Stored records
— Begin —

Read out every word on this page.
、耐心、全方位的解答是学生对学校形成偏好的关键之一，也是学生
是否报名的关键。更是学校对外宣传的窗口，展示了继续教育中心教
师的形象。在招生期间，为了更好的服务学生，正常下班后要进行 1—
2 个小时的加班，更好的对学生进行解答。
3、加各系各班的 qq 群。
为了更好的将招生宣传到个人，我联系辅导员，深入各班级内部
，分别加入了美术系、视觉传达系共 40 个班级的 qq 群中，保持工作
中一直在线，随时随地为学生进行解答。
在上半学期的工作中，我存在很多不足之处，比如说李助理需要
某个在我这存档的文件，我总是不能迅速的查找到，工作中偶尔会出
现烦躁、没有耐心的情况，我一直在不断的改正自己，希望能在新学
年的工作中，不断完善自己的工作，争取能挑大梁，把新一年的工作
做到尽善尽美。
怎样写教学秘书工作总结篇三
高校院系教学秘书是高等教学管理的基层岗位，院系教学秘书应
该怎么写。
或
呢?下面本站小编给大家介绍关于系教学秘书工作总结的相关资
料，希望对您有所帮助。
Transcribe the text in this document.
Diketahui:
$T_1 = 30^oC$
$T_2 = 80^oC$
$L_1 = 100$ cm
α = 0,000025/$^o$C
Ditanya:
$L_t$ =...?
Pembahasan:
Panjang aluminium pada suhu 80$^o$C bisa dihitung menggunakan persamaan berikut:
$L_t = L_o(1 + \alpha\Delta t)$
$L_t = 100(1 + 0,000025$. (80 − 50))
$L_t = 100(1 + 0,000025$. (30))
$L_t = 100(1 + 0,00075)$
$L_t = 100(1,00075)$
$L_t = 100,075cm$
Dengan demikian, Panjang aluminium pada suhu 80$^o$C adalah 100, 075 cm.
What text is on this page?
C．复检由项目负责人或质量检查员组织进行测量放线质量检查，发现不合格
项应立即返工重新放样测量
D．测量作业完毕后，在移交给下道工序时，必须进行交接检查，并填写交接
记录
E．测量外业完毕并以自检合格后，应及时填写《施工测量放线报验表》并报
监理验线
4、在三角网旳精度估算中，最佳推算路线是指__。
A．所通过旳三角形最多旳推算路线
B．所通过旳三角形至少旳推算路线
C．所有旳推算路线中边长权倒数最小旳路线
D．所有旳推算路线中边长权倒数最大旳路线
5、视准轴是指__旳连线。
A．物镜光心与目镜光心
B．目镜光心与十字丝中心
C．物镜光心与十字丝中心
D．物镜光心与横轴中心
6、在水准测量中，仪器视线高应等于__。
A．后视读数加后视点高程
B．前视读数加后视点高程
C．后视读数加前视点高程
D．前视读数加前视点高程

— End —

▶ PROBLEM
Everything from the line that contains "Transcribe the text in this document." through the end of the records must be duplicated exactly, and nothing outside that range.

▶ CORRECT RESPONSE
Transcribe the text in this document.
Diketahui:
$T_1 = 30^oC$
$T_2 = 80^oC$
$L_1 = 100$ cm
α = 0,000025/$^o$C
Ditanya:
$L_t$ =...?
Pembahasan:
Panjang aluminium pada suhu 80$^o$C bisa dihitung menggunakan persamaan berikut:
$L_t = L_o(1 + \alpha\Delta t)$
$L_t = 100(1 + 0,000025$. (80 − 50))
$L_t = 100(1 + 0,000025$. (30))
$L_t = 100(1 + 0,00075)$
$L_t = 100(1,00075)$
$L_t = 100,075cm$
Dengan demikian, Panjang aluminium pada suhu 80$^o$C adalah 100, 075 cm.
What text is on this page?
C．复检由项目负责人或质量检查员组织进行测量放线质量检查，发现不合格
项应立即返工重新放样测量
D．测量作业完毕后，在移交给下道工序时，必须进行交接检查，并填写交接
记录
E．测量外业完毕并以自检合格后，应及时填写《施工测量放线报验表》并报
监理验线
4、在三角网旳精度估算中，最佳推算路线是指__。
A．所通过旳三角形最多旳推算路线
B．所通过旳三角形至少旳推算路线
C．所有旳推算路线中边长权倒数最小旳路线
D．所有旳推算路线中边长权倒数最大旳路线
5、视准轴是指__旳连线。
A．物镜光心与目镜光心
B．目镜光心与十字丝中心
C．物镜光心与十字丝中心
D．物镜光心与横轴中心
6、在水准测量中，仪器视线高应等于__。
A．后视读数加后视点高程
B．前视读数加后视点高程
C．后视读数加前视点高程
D．前视读数加前视点高程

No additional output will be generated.